- _INSTRUCTIONS TO FOLLOW_
Scan the entries for the string "caption" and give the number of lines that have it, nothing further.
==== THE DATA ====
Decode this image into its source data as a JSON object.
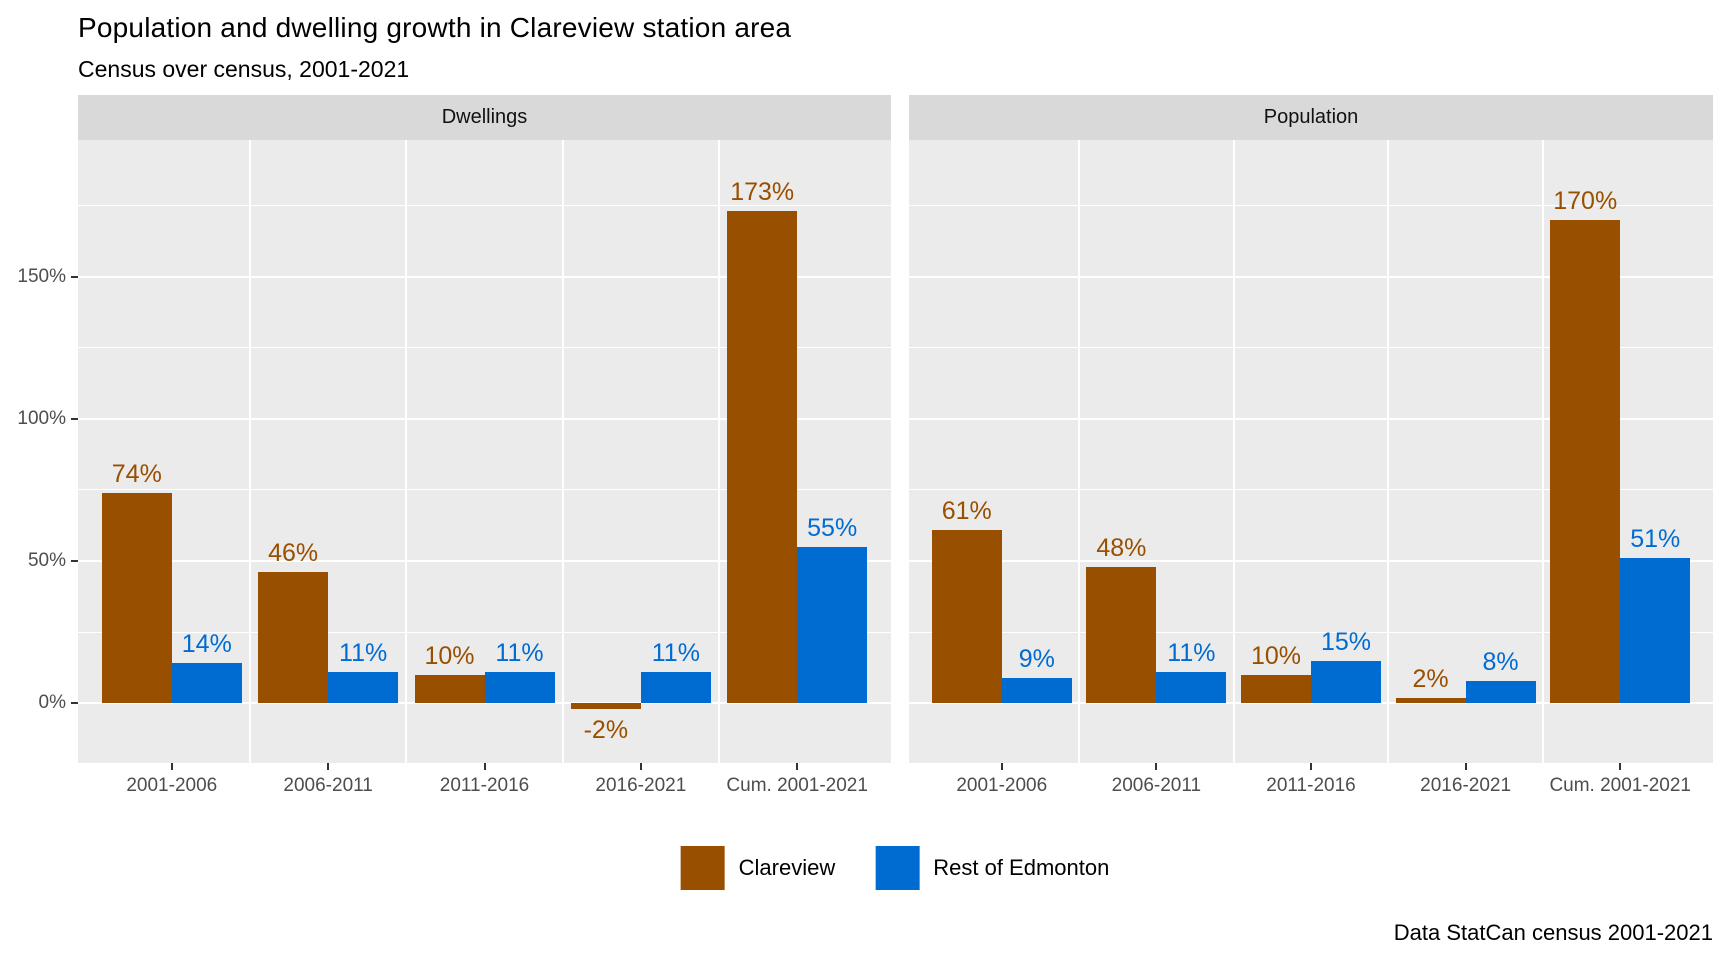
{
  "title": "Population and dwelling growth in Clareview station area",
  "subtitle": "Census over census, 2001-2021",
  "caption": "Data StatCan census 2001-2021",
  "colors": {
    "clareview": "#994F00",
    "rest_of_edmonton": "#006CD1",
    "panel_background": "#EBEBEB",
    "strip_background": "#D9D9D9",
    "gridline": "#FFFFFF",
    "axis_text": "#4D4D4D",
    "tick_mark": "#333333"
  },
  "legend": {
    "items": [
      {
        "label": "Clareview",
        "color": "#994F00"
      },
      {
        "label": "Rest of Edmonton",
        "color": "#006CD1"
      }
    ]
  },
  "chart_data": {
    "type": "bar",
    "title": "Population and dwelling growth in Clareview station area",
    "subtitle": "Census over census, 2001-2021",
    "caption": "Data StatCan census 2001-2021",
    "categories": [
      "2001-2006",
      "2006-2011",
      "2011-2016",
      "2016-2021",
      "Cum. 2001-2021"
    ],
    "facets": [
      {
        "label": "Dwellings",
        "series": [
          {
            "name": "Clareview",
            "color": "#994F00",
            "values": [
              74,
              46,
              10,
              -2,
              173
            ]
          },
          {
            "name": "Rest of Edmonton",
            "color": "#006CD1",
            "values": [
              14,
              11,
              11,
              11,
              55
            ]
          }
        ]
      },
      {
        "label": "Population",
        "series": [
          {
            "name": "Clareview",
            "color": "#994F00",
            "values": [
              61,
              48,
              10,
              2,
              170
            ]
          },
          {
            "name": "Rest of Edmonton",
            "color": "#006CD1",
            "values": [
              9,
              11,
              15,
              8,
              51
            ]
          }
        ]
      }
    ],
    "value_labels": "percent",
    "y_ticks": [
      0,
      50,
      100,
      150
    ],
    "y_tick_labels": [
      "0%",
      "50%",
      "100%",
      "150%"
    ],
    "y_minor_ticks": [
      25,
      75,
      125,
      175
    ],
    "ylim": [
      -21,
      198
    ],
    "grid": true,
    "legend_position": "bottom"
  }
}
====
- _COMPLETED EXERCISE_
2